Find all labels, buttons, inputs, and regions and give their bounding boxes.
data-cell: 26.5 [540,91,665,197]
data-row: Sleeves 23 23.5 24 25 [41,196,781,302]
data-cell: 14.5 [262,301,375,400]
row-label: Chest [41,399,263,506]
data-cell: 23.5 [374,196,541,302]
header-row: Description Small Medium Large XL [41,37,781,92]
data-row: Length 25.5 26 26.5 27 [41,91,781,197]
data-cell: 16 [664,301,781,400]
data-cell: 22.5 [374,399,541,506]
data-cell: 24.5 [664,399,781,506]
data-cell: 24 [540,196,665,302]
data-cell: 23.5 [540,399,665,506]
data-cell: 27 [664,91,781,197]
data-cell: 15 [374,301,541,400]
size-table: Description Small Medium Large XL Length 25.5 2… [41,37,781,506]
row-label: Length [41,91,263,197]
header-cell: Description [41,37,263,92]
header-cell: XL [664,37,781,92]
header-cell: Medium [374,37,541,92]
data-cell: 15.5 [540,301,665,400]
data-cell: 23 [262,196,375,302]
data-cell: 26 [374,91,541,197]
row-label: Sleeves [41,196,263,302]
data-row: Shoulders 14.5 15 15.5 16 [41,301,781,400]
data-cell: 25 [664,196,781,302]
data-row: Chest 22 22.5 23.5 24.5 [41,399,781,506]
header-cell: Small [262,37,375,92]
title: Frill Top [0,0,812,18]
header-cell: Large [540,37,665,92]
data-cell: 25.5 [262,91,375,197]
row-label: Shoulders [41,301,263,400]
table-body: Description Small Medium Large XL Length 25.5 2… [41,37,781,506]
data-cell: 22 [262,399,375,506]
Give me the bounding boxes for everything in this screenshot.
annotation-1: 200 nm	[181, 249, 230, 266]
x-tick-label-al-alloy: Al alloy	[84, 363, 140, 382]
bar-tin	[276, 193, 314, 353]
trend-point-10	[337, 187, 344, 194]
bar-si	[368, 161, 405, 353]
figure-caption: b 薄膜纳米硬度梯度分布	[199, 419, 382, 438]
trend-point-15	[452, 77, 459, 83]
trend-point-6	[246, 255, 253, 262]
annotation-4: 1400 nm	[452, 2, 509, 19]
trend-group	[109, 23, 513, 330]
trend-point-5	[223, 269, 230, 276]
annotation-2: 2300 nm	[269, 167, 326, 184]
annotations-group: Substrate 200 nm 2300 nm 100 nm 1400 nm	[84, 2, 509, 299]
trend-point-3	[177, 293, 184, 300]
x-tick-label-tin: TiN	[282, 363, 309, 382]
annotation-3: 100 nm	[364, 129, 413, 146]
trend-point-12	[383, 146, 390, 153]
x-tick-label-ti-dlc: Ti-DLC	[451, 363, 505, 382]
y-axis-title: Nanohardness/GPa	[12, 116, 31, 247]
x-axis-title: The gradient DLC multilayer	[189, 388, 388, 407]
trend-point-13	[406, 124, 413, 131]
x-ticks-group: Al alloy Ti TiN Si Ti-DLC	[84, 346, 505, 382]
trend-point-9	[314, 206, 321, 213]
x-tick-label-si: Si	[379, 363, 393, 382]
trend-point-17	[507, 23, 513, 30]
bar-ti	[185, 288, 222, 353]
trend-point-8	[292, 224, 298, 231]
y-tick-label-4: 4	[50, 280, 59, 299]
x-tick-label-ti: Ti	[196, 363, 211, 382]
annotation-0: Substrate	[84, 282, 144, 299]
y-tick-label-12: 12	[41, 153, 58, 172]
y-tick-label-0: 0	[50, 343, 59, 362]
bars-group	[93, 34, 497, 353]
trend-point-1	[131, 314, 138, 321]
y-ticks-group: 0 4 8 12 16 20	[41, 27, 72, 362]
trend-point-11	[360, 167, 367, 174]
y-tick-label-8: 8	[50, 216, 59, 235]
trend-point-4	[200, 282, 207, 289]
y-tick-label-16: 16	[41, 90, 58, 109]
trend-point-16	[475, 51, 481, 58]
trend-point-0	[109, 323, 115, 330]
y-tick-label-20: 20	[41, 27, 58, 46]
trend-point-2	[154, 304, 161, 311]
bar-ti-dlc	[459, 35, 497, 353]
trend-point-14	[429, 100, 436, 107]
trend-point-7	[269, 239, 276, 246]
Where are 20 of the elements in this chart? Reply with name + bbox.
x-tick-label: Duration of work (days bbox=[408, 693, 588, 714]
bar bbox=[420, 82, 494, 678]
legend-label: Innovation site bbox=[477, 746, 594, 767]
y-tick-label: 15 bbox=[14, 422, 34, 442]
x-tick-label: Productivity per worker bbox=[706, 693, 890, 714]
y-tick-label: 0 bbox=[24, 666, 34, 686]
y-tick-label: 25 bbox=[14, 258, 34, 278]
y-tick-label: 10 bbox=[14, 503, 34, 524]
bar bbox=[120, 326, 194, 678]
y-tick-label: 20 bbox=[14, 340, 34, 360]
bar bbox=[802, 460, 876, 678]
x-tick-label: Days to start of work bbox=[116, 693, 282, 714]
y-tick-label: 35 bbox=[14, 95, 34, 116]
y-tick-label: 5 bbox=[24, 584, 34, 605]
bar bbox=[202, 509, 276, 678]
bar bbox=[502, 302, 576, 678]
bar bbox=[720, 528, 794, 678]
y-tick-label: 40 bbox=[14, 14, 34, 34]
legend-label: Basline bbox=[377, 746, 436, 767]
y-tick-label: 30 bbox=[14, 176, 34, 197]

◆ **Consigne**: Recopiez toute la liste ci-dessus en renommant « Sleeves » en « Arms », sans rien modifier d'autre, s'il vous plaît.

◆ **Réponse**:
Find all labels, buttons, inputs, and regions and give their bounding boxes.
data-cell: 26.5 [540,91,665,197]
data-row: Arms 23 23.5 24 25 [41,196,781,302]
data-cell: 14.5 [262,301,375,400]
row-label: Chest [41,399,263,506]
data-cell: 23.5 [374,196,541,302]
header-row: Description Small Medium Large XL [41,37,781,92]
data-row: Length 25.5 26 26.5 27 [41,91,781,197]
data-cell: 16 [664,301,781,400]
data-cell: 22.5 [374,399,541,506]
data-cell: 24.5 [664,399,781,506]
data-cell: 24 [540,196,665,302]
data-cell: 23.5 [540,399,665,506]
data-cell: 27 [664,91,781,197]
data-cell: 15 [374,301,541,400]
size-table: Description Small Medium Large XL Length 25.5 2… [41,37,781,506]
row-label: Length [41,91,263,197]
header-cell: Description [41,37,263,92]
header-cell: XL [664,37,781,92]
header-cell: Medium [374,37,541,92]
data-cell: 15.5 [540,301,665,400]
data-cell: 23 [262,196,375,302]
data-cell: 26 [374,91,541,197]
row-label: Arms [41,196,263,302]
data-row: Shoulders 14.5 15 15.5 16 [41,301,781,400]
data-cell: 25 [664,196,781,302]
data-row: Chest 22 22.5 23.5 24.5 [41,399,781,506]
header-cell: Small [262,37,375,92]
title: Frill Top [0,0,812,18]
header-cell: Large [540,37,665,92]
data-cell: 25.5 [262,91,375,197]
row-label: Shoulders [41,301,263,400]
table-body: Description Small Medium Large XL Length 25.5 2… [41,37,781,506]
data-cell: 22 [262,399,375,506]
Give me the bounding boxes for everything in this screenshot.
annotation-1: 200 nm	[181, 249, 230, 266]
x-tick-label-al-alloy: Al alloy	[84, 363, 140, 382]
bar-tin	[276, 193, 314, 353]
trend-point-10	[337, 187, 344, 194]
bar-si	[368, 161, 405, 353]
figure-caption: b 薄膜纳米硬度梯度分布	[199, 419, 382, 438]
trend-point-15	[452, 77, 459, 83]
trend-point-6	[246, 255, 253, 262]
annotation-4: 1400 nm	[452, 2, 509, 19]
trend-group	[109, 23, 513, 330]
trend-point-5	[223, 269, 230, 276]
annotation-2: 2300 nm	[269, 167, 326, 184]
annotations-group: Substrate 200 nm 2300 nm 100 nm 1400 nm	[84, 2, 509, 299]
trend-point-3	[177, 293, 184, 300]
x-tick-label-tin: TiN	[282, 363, 309, 382]
annotation-3: 100 nm	[364, 129, 413, 146]
trend-point-12	[383, 146, 390, 153]
x-tick-label-ti-dlc: Ti-DLC	[451, 363, 505, 382]
y-axis-title: Nanohardness/GPa	[12, 116, 31, 247]
x-axis-title: The gradient DLC multilayer	[189, 388, 388, 407]
trend-point-13	[406, 124, 413, 131]
x-ticks-group: Al alloy Ti TiN Si Ti-DLC	[84, 346, 505, 382]
trend-point-9	[314, 206, 321, 213]
x-tick-label-si: Si	[379, 363, 393, 382]
trend-point-17	[507, 23, 513, 30]
bar-ti	[185, 288, 222, 353]
trend-point-8	[292, 224, 298, 231]
y-tick-label-4: 4	[50, 280, 59, 299]
x-tick-label-ti: Ti	[196, 363, 211, 382]
annotation-0: Substrate	[84, 282, 144, 299]
y-tick-label-12: 12	[41, 153, 58, 172]
y-tick-label-0: 0	[50, 343, 59, 362]
bars-group	[93, 34, 497, 353]
trend-point-1	[131, 314, 138, 321]
y-ticks-group: 0 4 8 12 16 20	[41, 27, 72, 362]
trend-point-11	[360, 167, 367, 174]
y-tick-label-8: 8	[50, 216, 59, 235]
trend-point-4	[200, 282, 207, 289]
y-tick-label-16: 16	[41, 90, 58, 109]
trend-point-16	[475, 51, 481, 58]
trend-point-0	[109, 323, 115, 330]
y-tick-label-20: 20	[41, 27, 58, 46]
trend-point-2	[154, 304, 161, 311]
bar-ti-dlc	[459, 35, 497, 353]
trend-point-14	[429, 100, 436, 107]
trend-point-7	[269, 239, 276, 246]
Where are 20 of the elements in this chart? Reply with name + bbox.
x-tick-label: Duration of work (days bbox=[408, 693, 588, 714]
bar bbox=[420, 82, 494, 678]
legend-label: Innovation site bbox=[477, 746, 594, 767]
y-tick-label: 15 bbox=[14, 422, 34, 442]
x-tick-label: Productivity per worker bbox=[706, 693, 890, 714]
y-tick-label: 0 bbox=[24, 666, 34, 686]
y-tick-label: 25 bbox=[14, 258, 34, 278]
y-tick-label: 10 bbox=[14, 503, 34, 524]
bar bbox=[120, 326, 194, 678]
y-tick-label: 20 bbox=[14, 340, 34, 360]
bar bbox=[802, 460, 876, 678]
x-tick-label: Days to start of work bbox=[116, 693, 282, 714]
y-tick-label: 35 bbox=[14, 95, 34, 116]
y-tick-label: 5 bbox=[24, 584, 34, 605]
bar bbox=[202, 509, 276, 678]
bar bbox=[502, 302, 576, 678]
bar bbox=[720, 528, 794, 678]
y-tick-label: 40 bbox=[14, 14, 34, 34]
legend-label: Basline bbox=[377, 746, 436, 767]
y-tick-label: 30 bbox=[14, 176, 34, 197]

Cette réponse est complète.